Work to do:
Output all the material that follows, exactly as given.
┏━━
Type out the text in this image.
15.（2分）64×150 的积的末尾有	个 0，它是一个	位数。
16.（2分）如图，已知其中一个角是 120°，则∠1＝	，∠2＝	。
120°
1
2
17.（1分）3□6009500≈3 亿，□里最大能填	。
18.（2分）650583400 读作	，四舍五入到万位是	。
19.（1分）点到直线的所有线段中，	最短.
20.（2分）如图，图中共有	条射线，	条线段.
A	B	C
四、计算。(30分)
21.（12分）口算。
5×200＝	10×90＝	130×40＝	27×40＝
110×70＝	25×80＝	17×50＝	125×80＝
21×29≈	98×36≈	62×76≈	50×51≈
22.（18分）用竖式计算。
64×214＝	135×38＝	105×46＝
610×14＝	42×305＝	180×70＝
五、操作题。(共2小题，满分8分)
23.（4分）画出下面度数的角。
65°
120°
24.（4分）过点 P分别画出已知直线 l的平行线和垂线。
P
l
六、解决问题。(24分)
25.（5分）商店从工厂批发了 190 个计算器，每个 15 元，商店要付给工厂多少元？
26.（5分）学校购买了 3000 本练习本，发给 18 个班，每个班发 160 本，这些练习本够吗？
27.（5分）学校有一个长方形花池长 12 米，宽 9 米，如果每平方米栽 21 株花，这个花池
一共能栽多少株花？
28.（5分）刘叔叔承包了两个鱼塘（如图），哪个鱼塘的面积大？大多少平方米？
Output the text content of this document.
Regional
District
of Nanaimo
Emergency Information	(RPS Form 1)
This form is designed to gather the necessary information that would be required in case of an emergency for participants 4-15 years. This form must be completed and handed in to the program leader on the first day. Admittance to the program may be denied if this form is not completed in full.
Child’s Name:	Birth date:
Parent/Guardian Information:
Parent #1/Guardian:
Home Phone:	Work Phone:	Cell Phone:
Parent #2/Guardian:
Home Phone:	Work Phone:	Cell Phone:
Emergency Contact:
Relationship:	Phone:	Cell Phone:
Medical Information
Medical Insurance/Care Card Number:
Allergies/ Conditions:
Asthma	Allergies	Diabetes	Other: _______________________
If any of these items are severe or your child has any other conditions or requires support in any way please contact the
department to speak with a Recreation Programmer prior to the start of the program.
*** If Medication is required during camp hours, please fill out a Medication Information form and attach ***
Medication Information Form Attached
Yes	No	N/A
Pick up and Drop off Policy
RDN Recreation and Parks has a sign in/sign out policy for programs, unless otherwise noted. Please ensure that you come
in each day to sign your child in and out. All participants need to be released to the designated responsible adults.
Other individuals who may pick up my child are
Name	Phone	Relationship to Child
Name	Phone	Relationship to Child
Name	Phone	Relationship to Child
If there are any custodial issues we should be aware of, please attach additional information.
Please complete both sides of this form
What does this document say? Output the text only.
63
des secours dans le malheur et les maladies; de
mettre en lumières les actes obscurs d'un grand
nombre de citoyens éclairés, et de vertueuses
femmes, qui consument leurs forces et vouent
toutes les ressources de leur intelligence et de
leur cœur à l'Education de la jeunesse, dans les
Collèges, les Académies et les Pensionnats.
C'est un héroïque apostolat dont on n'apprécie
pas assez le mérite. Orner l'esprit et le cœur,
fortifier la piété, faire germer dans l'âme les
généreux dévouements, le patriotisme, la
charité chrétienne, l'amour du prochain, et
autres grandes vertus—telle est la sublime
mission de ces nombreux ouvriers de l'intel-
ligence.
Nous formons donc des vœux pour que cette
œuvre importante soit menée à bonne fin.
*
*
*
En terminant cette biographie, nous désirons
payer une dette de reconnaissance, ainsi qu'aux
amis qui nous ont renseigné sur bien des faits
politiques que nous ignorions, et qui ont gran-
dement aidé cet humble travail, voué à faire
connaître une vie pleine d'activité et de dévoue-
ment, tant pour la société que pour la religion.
┗━━
Full output:
Type out the text in this image.
15.（2分）64×150 的积的末尾有	个 0，它是一个	位数。
16.（2分）如图，已知其中一个角是 120°，则∠1＝	，∠2＝	。
120°
1
2
17.（1分）3□6009500≈3 亿，□里最大能填	。
18.（2分）650583400 读作	，四舍五入到万位是	。
19.（1分）点到直线的所有线段中，	最短.
20.（2分）如图，图中共有	条射线，	条线段.
A	B	C
四、计算。(30分)
21.（12分）口算。
5×200＝	10×90＝	130×40＝	27×40＝
110×70＝	25×80＝	17×50＝	125×80＝
21×29≈	98×36≈	62×76≈	50×51≈
22.（18分）用竖式计算。
64×214＝	135×38＝	105×46＝
610×14＝	42×305＝	180×70＝
五、操作题。(共2小题，满分8分)
23.（4分）画出下面度数的角。
65°
120°
24.（4分）过点 P分别画出已知直线 l的平行线和垂线。
P
l
六、解决问题。(24分)
25.（5分）商店从工厂批发了 190 个计算器，每个 15 元，商店要付给工厂多少元？
26.（5分）学校购买了 3000 本练习本，发给 18 个班，每个班发 160 本，这些练习本够吗？
27.（5分）学校有一个长方形花池长 12 米，宽 9 米，如果每平方米栽 21 株花，这个花池
一共能栽多少株花？
28.（5分）刘叔叔承包了两个鱼塘（如图），哪个鱼塘的面积大？大多少平方米？
Output the text content of this document.
Regional
District
of Nanaimo
Emergency Information	(RPS Form 1)
This form is designed to gather the necessary information that would be required in case of an emergency for participants 4-15 years. This form must be completed and handed in to the program leader on the first day. Admittance to the program may be denied if this form is not completed in full.
Child’s Name:	Birth date:
Parent/Guardian Information:
Parent #1/Guardian:
Home Phone:	Work Phone:	Cell Phone:
Parent #2/Guardian:
Home Phone:	Work Phone:	Cell Phone:
Emergency Contact:
Relationship:	Phone:	Cell Phone:
Medical Information
Medical Insurance/Care Card Number:
Allergies/ Conditions:
Asthma	Allergies	Diabetes	Other: _______________________
If any of these items are severe or your child has any other conditions or requires support in any way please contact the
department to speak with a Recreation Programmer prior to the start of the program.
*** If Medication is required during camp hours, please fill out a Medication Information form and attach ***
Medication Information Form Attached
Yes	No	N/A
Pick up and Drop off Policy
RDN Recreation and Parks has a sign in/sign out policy for programs, unless otherwise noted. Please ensure that you come
in each day to sign your child in and out. All participants need to be released to the designated responsible adults.
Other individuals who may pick up my child are
Name	Phone	Relationship to Child
Name	Phone	Relationship to Child
Name	Phone	Relationship to Child
If there are any custodial issues we should be aware of, please attach additional information.
Please complete both sides of this form
What does this document say? Output the text only.
63
des secours dans le malheur et les maladies; de
mettre en lumières les actes obscurs d'un grand
nombre de citoyens éclairés, et de vertueuses
femmes, qui consument leurs forces et vouent
toutes les ressources de leur intelligence et de
leur cœur à l'Education de la jeunesse, dans les
Collèges, les Académies et les Pensionnats.
C'est un héroïque apostolat dont on n'apprécie
pas assez le mérite. Orner l'esprit et le cœur,
fortifier la piété, faire germer dans l'âme les
généreux dévouements, le patriotisme, la
charité chrétienne, l'amour du prochain, et
autres grandes vertus—telle est la sublime
mission de ces nombreux ouvriers de l'intel-
ligence.
Nous formons donc des vœux pour que cette
œuvre importante soit menée à bonne fin.
*
*
*
En terminant cette biographie, nous désirons
payer une dette de reconnaissance, ainsi qu'aux
amis qui nous ont renseigné sur bien des faits
politiques que nous ignorions, et qui ont gran-
dement aidé cet humble travail, voué à faire
connaître une vie pleine d'activité et de dévoue-
ment, tant pour la société que pour la religion.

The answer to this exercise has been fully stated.